• Your objective
Seek out every line containing the word "JSON", and copy each.
-- Start of Data provided --
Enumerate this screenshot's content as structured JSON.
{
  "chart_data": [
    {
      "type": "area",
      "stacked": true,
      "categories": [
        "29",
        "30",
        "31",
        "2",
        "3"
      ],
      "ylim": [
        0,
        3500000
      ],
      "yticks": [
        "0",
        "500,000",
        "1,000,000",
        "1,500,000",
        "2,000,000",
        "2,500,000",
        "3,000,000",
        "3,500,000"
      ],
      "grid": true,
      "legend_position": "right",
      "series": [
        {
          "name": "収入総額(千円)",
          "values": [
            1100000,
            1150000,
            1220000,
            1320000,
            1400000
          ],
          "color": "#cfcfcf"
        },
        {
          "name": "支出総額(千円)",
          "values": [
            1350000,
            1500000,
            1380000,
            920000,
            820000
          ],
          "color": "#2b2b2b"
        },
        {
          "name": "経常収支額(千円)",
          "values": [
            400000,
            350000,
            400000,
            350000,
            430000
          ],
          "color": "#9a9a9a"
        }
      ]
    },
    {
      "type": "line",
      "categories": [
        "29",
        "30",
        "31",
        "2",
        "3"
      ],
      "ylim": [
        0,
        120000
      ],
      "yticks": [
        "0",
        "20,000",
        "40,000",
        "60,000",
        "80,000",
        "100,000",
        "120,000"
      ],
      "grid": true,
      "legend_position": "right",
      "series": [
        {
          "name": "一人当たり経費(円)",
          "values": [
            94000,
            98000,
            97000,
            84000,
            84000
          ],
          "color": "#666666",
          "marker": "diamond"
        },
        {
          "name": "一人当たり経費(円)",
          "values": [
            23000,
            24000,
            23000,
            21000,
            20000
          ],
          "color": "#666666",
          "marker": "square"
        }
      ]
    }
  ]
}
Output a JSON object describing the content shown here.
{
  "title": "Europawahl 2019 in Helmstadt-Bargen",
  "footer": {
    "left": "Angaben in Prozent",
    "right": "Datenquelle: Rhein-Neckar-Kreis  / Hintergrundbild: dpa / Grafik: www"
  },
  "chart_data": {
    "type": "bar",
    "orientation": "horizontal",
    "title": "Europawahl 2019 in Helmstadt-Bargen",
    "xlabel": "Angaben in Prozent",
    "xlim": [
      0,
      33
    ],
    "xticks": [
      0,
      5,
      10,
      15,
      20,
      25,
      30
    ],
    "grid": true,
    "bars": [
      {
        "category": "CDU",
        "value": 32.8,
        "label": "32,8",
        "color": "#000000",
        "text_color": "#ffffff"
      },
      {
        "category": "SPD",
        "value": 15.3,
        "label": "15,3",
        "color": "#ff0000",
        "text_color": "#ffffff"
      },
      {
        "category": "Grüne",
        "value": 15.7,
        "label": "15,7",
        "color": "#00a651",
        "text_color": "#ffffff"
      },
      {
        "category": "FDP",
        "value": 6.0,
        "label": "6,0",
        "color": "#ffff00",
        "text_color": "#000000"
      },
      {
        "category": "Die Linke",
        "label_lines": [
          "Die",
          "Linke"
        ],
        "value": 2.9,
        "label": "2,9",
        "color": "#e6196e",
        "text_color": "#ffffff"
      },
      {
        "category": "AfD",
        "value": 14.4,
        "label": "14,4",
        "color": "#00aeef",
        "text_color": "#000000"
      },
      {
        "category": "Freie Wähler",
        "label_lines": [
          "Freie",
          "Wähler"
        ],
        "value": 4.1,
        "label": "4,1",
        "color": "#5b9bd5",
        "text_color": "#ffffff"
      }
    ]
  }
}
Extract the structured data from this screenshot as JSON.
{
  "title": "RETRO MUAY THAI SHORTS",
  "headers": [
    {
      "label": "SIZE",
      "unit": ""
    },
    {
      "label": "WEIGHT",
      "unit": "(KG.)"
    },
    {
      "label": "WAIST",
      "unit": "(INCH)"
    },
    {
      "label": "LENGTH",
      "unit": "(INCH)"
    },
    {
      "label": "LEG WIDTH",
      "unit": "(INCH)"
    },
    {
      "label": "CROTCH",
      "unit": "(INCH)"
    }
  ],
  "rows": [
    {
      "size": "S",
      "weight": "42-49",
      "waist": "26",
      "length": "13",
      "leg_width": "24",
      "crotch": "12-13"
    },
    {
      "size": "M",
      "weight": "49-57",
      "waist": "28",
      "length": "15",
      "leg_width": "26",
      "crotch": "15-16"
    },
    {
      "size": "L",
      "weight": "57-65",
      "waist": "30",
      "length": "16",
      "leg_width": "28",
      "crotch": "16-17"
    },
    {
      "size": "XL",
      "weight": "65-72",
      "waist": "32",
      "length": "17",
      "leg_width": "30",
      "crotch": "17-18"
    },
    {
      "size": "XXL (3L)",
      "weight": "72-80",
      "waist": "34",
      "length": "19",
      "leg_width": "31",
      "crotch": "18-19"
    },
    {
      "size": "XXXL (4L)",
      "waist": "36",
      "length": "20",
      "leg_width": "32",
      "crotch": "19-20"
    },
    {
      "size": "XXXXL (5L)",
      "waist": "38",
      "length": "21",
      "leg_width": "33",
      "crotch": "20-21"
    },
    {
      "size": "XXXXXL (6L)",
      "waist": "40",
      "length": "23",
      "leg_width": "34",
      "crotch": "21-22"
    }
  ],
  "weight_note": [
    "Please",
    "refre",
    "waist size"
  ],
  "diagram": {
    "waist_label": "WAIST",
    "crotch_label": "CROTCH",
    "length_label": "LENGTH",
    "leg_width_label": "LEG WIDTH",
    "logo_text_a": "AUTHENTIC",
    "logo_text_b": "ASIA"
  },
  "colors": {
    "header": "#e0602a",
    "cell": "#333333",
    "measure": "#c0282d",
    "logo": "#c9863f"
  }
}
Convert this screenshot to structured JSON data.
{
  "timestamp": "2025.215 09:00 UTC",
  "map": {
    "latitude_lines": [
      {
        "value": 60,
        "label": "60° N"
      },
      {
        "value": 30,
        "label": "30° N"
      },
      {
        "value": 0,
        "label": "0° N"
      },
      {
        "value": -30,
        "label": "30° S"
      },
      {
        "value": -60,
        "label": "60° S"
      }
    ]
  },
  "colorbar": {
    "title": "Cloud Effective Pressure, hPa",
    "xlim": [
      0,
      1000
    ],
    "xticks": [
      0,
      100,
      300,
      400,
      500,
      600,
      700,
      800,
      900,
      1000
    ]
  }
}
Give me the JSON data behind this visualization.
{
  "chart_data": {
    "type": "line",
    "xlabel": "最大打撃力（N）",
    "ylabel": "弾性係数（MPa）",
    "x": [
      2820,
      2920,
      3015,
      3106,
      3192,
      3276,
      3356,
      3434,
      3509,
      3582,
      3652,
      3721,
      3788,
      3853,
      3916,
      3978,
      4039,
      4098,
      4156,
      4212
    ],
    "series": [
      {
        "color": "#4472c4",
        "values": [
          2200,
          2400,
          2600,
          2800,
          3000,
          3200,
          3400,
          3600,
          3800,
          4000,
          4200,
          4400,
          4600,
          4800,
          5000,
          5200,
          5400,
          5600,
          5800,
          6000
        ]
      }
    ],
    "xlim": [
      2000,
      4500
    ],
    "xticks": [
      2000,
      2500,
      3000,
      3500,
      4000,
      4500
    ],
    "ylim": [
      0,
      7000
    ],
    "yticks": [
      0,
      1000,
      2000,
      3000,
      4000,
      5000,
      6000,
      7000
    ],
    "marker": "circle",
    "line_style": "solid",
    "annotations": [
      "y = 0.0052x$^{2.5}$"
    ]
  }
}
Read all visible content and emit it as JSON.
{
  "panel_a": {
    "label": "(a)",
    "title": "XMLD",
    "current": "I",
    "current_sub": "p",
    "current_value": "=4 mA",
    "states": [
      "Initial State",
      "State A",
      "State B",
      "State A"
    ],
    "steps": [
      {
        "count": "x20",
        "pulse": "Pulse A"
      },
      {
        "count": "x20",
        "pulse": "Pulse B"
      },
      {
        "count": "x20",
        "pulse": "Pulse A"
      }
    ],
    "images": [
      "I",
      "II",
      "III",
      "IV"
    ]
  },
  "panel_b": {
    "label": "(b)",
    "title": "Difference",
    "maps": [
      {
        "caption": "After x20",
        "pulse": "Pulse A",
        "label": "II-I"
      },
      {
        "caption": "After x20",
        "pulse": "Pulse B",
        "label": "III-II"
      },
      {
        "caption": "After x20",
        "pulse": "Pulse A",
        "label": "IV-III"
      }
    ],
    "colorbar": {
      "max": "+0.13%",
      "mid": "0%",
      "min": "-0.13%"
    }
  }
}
-- End of Data provided --
• Complete output
Enumerate this screenshot's content as structured JSON.
Output a JSON object describing the content shown here.
Extract the structured data from this screenshot as JSON.
Convert this screenshot to structured JSON data.
Give me the JSON data behind this visualization.
Read all visible content and emit it as JSON.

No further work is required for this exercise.